◆ Short exercise 1 ◆
Report every line in the records that contains the string "chart".

# R5 VWD... No brainer right?



## Rashadabd (Sep 17, 2011)

So, I have been working on a build and finished buying all of my components (SRAM Force, Selle Italia, Look Keo Max Carbon and Mavic Ksyrium) a few weeks ago. I had been focusing on Felt (FC), Trek (5.9) and Litespeed (C1) frames and ordered or came close to ordering each of them before deciding it just wasn't the right bike for one reason or another. I got to this point because when I first got serious about cycling about a year ago, I had my heart set on a S3 and then Cervelo discontinued them. This led to my year long quest for a "replacement bike". I like the S5, but it's not for me. Today, my LBS called and offered me a new R5 VWD for the same price as a R3 Team. I went by and test rode both (amazing rides man, fast, super light, and still in all the right places). In fact, it might just be the best bike I have ever tested or rode. Is there any reason not to go for this and go with one of the other bikes? The frame will be a little more than I hoped to spend, but that is an amazing deal, isn't it? Thanks for the input.


----------



## Rashadabd (Sep 17, 2011)

That should have been stiff in all the right places, sorry


----------



## arkitect (Apr 25, 2011)

You rode it, you loved it.......seems like you know what to do. Hurry!!!!


----------



## cantride55 (Sep 19, 2008)

If you like the S3, why not get a nos? Still a very nice frameset, just discontinued.


----------

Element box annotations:
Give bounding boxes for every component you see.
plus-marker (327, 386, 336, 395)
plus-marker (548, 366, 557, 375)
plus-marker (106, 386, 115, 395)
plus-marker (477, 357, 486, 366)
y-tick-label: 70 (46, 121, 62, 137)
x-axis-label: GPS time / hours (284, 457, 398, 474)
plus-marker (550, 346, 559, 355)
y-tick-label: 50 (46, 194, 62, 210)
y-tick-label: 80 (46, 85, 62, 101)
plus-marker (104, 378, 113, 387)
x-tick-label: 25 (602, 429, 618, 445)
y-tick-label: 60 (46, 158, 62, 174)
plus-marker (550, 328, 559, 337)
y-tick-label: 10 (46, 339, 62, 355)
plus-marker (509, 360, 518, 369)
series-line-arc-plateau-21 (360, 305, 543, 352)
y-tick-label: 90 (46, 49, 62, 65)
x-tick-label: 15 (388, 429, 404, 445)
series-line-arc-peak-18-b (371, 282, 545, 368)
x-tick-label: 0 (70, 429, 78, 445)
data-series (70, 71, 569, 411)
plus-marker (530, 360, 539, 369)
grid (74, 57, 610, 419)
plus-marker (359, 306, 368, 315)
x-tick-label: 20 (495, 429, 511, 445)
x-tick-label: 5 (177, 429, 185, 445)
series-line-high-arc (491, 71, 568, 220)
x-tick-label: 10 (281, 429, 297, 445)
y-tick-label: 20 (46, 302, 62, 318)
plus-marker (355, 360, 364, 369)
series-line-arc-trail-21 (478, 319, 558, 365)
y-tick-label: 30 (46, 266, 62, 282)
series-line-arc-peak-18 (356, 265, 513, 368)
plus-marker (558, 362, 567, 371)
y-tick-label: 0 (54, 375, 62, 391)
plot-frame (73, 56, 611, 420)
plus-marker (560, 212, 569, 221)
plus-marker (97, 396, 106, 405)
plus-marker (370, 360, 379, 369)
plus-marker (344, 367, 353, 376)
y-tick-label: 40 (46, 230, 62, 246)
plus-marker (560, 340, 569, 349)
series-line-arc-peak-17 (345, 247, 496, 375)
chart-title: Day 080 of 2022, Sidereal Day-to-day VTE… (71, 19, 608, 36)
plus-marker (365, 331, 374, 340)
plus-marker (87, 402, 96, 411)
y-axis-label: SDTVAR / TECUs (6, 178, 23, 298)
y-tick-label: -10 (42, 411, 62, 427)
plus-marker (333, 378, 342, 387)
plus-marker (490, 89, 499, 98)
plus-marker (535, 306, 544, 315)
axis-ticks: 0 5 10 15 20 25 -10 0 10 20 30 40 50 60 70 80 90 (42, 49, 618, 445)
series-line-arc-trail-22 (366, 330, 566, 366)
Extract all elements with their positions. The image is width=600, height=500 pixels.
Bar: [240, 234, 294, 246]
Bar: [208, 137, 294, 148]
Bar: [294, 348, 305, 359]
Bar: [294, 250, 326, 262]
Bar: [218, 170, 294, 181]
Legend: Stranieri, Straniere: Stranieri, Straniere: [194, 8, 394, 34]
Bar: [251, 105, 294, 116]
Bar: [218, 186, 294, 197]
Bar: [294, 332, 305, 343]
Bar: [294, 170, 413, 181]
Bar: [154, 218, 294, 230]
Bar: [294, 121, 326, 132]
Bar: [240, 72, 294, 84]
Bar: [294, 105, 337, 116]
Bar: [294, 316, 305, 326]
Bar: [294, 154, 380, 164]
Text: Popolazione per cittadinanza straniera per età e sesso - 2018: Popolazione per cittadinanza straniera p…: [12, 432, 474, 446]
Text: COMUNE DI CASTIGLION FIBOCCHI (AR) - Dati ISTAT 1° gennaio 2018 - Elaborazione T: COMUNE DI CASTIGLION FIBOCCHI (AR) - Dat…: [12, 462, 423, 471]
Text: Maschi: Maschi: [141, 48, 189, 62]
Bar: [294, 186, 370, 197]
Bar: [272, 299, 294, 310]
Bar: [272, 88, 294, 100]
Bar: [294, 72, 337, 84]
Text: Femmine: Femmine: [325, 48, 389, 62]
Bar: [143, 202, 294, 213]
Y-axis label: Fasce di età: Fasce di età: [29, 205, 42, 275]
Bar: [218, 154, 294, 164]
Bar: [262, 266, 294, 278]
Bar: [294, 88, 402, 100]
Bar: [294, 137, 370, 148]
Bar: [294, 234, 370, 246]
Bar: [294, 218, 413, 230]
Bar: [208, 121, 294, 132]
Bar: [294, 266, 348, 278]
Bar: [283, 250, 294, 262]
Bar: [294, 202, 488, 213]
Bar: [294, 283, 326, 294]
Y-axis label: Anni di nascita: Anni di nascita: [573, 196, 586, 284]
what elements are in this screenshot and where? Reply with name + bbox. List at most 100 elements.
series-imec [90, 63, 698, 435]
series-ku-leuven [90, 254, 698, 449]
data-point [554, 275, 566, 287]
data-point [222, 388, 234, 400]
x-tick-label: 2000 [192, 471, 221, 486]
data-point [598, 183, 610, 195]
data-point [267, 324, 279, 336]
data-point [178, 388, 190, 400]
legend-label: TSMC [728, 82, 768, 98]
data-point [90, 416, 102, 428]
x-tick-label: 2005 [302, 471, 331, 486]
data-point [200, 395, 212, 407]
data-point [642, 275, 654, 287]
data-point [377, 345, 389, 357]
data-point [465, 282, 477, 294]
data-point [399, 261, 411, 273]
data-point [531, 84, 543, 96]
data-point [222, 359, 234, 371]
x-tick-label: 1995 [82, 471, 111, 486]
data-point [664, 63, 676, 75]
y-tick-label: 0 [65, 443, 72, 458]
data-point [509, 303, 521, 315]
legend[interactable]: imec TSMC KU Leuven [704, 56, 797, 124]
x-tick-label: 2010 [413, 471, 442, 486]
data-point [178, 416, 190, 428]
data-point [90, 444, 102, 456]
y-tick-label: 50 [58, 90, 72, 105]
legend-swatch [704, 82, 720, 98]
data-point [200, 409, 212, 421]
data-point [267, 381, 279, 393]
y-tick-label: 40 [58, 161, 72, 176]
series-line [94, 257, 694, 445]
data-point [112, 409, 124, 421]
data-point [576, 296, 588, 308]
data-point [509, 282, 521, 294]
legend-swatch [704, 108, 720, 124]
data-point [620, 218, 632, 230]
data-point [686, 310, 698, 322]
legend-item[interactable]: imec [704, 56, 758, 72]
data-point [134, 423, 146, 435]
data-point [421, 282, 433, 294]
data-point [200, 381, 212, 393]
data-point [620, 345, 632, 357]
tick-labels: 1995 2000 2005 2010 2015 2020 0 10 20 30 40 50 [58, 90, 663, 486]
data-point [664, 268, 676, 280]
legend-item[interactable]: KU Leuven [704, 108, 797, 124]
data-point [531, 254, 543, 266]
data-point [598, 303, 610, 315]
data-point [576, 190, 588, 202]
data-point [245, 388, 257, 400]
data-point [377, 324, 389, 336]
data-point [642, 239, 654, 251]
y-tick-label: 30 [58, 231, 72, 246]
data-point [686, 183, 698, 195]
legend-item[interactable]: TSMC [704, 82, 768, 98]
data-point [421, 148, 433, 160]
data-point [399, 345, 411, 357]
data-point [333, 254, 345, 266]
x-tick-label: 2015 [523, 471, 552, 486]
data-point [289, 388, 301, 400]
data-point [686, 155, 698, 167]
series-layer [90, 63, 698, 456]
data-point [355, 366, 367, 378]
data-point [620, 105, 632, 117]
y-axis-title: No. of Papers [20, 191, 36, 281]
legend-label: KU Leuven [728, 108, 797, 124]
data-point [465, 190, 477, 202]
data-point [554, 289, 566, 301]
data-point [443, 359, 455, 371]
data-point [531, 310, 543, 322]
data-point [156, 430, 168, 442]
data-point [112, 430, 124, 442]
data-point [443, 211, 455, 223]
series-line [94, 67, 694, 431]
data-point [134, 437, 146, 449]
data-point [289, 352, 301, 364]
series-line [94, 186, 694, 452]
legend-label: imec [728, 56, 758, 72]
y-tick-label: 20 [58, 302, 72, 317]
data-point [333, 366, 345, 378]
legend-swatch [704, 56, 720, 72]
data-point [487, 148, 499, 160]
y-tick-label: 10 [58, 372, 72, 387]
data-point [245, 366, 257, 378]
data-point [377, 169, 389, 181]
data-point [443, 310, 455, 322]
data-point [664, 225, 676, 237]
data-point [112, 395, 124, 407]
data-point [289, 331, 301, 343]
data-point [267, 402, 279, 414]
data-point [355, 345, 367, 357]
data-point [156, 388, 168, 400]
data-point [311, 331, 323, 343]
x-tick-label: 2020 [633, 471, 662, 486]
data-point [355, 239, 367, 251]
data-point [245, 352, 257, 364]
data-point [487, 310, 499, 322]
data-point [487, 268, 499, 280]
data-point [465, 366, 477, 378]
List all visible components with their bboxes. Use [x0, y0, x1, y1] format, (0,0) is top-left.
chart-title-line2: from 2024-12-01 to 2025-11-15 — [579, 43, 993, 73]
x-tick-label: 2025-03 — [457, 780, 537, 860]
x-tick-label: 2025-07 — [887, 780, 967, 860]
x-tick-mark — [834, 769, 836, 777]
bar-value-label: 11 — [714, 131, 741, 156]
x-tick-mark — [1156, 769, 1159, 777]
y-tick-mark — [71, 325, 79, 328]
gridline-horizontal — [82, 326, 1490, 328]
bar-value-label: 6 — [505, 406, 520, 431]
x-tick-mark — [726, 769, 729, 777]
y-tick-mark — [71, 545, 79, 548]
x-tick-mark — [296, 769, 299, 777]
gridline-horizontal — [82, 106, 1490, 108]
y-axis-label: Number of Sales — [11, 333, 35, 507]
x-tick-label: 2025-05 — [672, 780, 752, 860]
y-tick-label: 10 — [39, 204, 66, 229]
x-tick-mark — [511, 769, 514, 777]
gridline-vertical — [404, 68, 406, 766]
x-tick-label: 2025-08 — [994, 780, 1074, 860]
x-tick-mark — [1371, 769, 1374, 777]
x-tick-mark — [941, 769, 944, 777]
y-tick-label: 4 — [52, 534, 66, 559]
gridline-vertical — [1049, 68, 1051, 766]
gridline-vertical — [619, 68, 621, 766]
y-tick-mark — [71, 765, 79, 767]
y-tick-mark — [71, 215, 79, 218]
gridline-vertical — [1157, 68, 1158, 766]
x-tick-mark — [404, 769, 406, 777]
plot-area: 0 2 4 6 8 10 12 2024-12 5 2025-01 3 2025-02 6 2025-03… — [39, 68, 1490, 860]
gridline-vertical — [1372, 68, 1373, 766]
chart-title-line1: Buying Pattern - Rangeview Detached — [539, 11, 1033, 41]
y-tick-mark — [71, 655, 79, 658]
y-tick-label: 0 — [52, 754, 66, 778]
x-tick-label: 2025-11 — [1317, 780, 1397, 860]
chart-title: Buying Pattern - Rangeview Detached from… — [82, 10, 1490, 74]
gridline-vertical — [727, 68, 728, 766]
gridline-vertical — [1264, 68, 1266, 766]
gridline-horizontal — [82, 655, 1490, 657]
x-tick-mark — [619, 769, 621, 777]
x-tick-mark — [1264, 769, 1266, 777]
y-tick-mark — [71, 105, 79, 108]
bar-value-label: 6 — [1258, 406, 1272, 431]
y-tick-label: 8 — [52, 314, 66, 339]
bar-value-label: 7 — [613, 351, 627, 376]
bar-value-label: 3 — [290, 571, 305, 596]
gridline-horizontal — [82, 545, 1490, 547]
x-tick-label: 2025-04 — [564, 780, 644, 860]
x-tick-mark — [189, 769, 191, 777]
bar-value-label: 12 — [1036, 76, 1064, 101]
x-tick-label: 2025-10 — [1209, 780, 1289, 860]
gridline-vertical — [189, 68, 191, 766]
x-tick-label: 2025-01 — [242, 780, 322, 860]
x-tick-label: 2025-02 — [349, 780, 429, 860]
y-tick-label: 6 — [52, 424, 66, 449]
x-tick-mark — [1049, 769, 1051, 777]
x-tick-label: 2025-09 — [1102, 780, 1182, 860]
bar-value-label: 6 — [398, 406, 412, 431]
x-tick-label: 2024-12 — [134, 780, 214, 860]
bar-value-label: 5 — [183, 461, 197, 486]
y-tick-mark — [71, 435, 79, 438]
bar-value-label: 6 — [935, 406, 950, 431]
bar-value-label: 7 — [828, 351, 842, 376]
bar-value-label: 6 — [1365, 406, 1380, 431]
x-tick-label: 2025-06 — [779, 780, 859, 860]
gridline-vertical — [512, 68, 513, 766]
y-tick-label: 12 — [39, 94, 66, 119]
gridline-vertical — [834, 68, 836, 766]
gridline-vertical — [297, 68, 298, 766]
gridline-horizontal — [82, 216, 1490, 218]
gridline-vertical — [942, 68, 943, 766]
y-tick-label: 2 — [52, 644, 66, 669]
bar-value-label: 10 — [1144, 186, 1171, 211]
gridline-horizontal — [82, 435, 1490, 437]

◆ Short exercise 2 ◆
Answer these questions about the R5 VWD forum thread, marking each answer (a), (b) or (c) on its own line.
(a) For what price did the LBS offer the new R5 VWD?
(b) According to the short follow-up post from Rashadabd, what word should have appeared before "in all the right places"?
(c) What does cantride55 suggest getting instead?

◆ Answer 1 ◆
chart-title: Day 080 of 2022, Sidereal Day-to-day VTE… (71, 19, 608, 36)
chart-title-line2: from 2024-12-01 to 2025-11-15 — [579, 43, 993, 73]
chart-title-line1: Buying Pattern - Rangeview Detached — [539, 11, 1033, 41]
chart-title: Buying Pattern - Rangeview Detached from… — [82, 10, 1490, 74]

◆ Answer 2 ◆
(a) The same price as an R3 Team.
(b) Stiff.
(c) A nos S3.